Provided entries ::
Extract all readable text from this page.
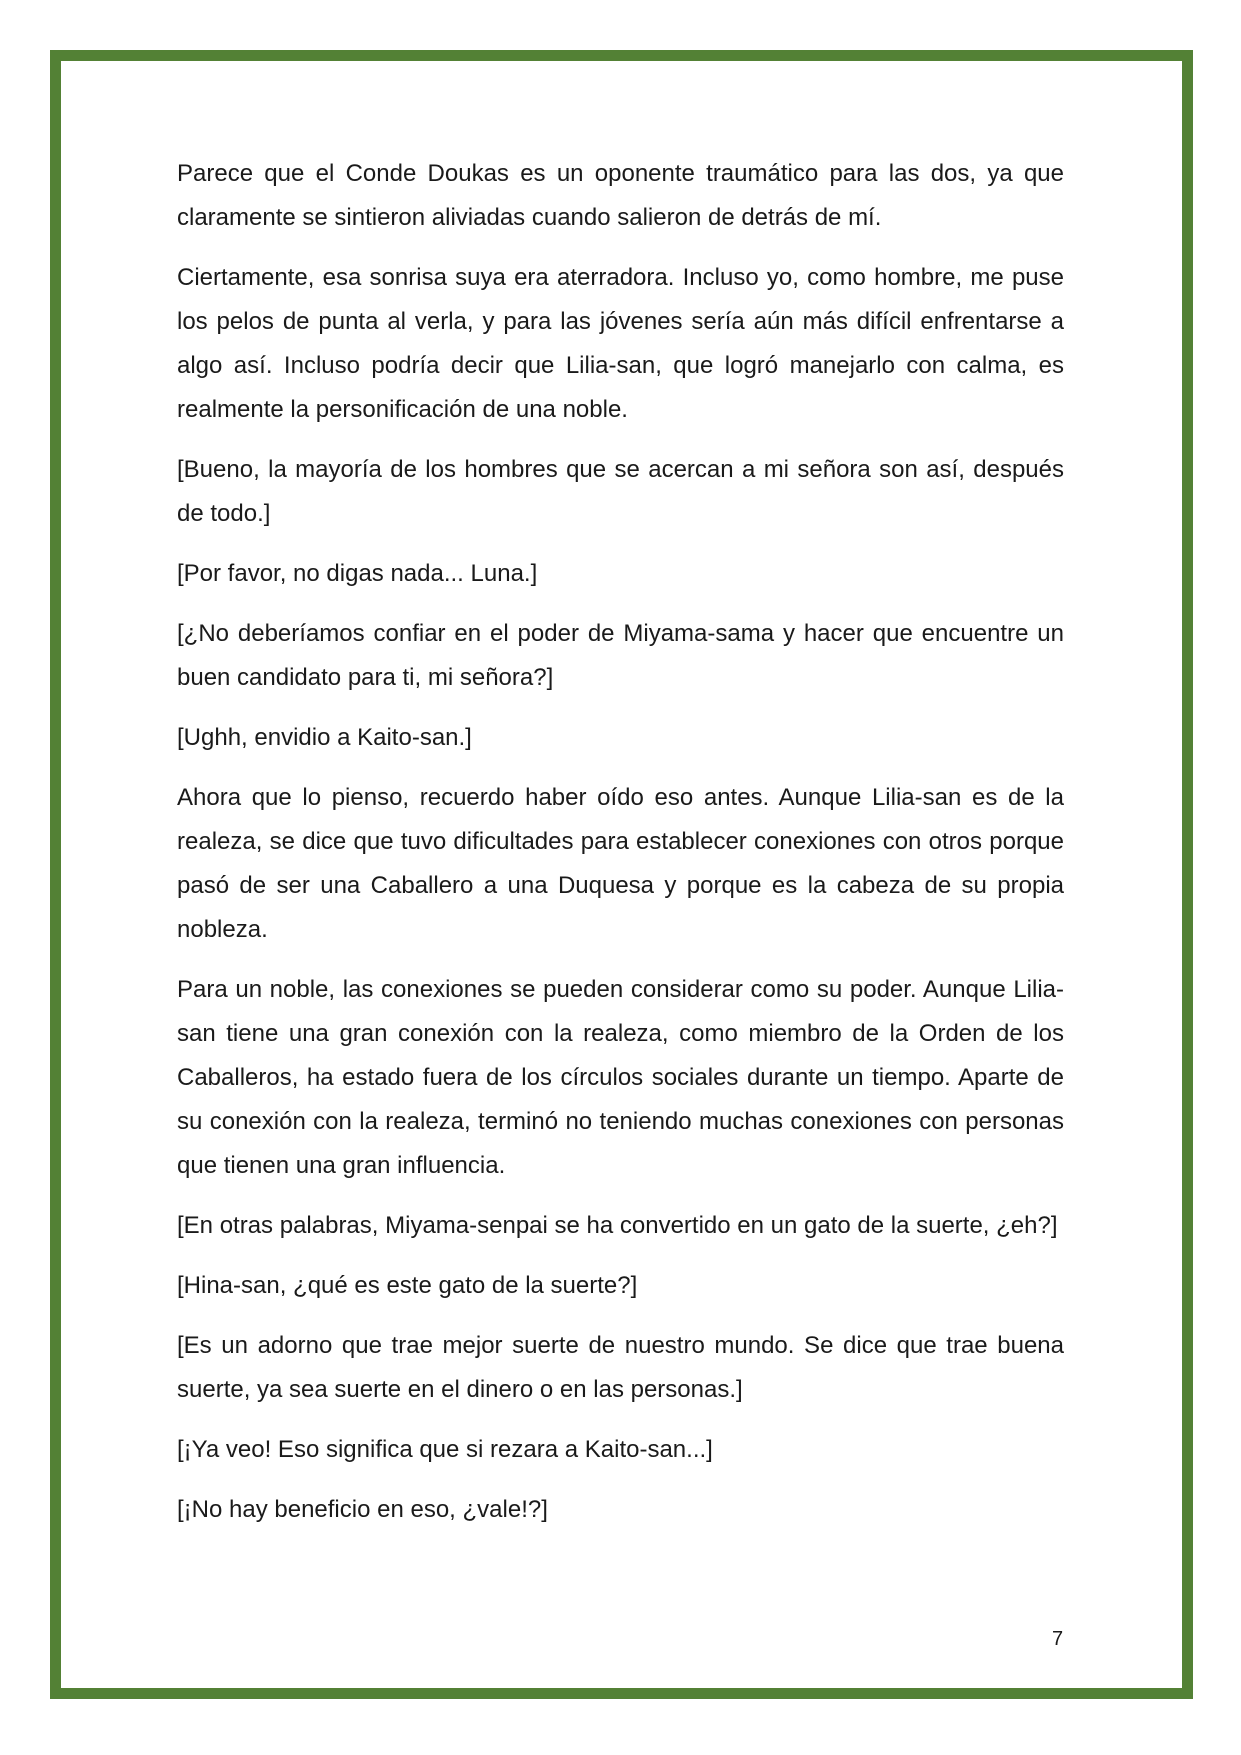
Parece que el Conde Doukas es un oponente traumático para las dos, ya que claramente se sintieron aliviadas cuando salieron de detrás de mí.

Ciertamente, esa sonrisa suya era aterradora. Incluso yo, como hombre, me puse los pelos de punta al verla, y para las jóvenes sería aún más difícil enfrentarse a algo así. Incluso podría decir que Lilia-san, que logró manejarlo con calma, es realmente la personificación de una noble.

[Bueno, la mayoría de los hombres que se acercan a mi señora son así, después de todo.]

[Por favor, no digas nada... Luna.]

[¿No deberíamos confiar en el poder de Miyama-sama y hacer que encuentre un buen candidato para ti, mi señora?]

[Ughh, envidio a Kaito-san.]

Ahora que lo pienso, recuerdo haber oído eso antes. Aunque Lilia-san es de la realeza, se dice que tuvo dificultades para establecer conexiones con otros porque pasó de ser una Caballero a una Duquesa y porque es la cabeza de su propia nobleza.

Para un noble, las conexiones se pueden considerar como su poder. Aunque Lilia-san tiene una gran conexión con la realeza, como miembro de la Orden de los Caballeros, ha estado fuera de los círculos sociales durante un tiempo. Aparte de su conexión con la realeza, terminó no teniendo muchas conexiones con personas que tienen una gran influencia.

[En otras palabras, Miyama-senpai se ha convertido en un gato de la suerte, ¿eh?]

[Hina-san, ¿qué es este gato de la suerte?]

[Es un adorno que trae mejor suerte de nuestro mundo. Se dice que trae buena suerte, ya sea suerte en el dinero o en las personas.]

[¡Ya veo! Eso significa que si rezara a Kaito-san...]

[¡No hay beneficio en eso, ¿vale!?]

7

Task goal :: Report each line of the material above where the word "gato" appears.

Final result ::
[En otras palabras, Miyama-senpai se ha convertido en un gato de la suerte, ¿eh?]
[Hina-san, ¿qué es este gato de la suerte?]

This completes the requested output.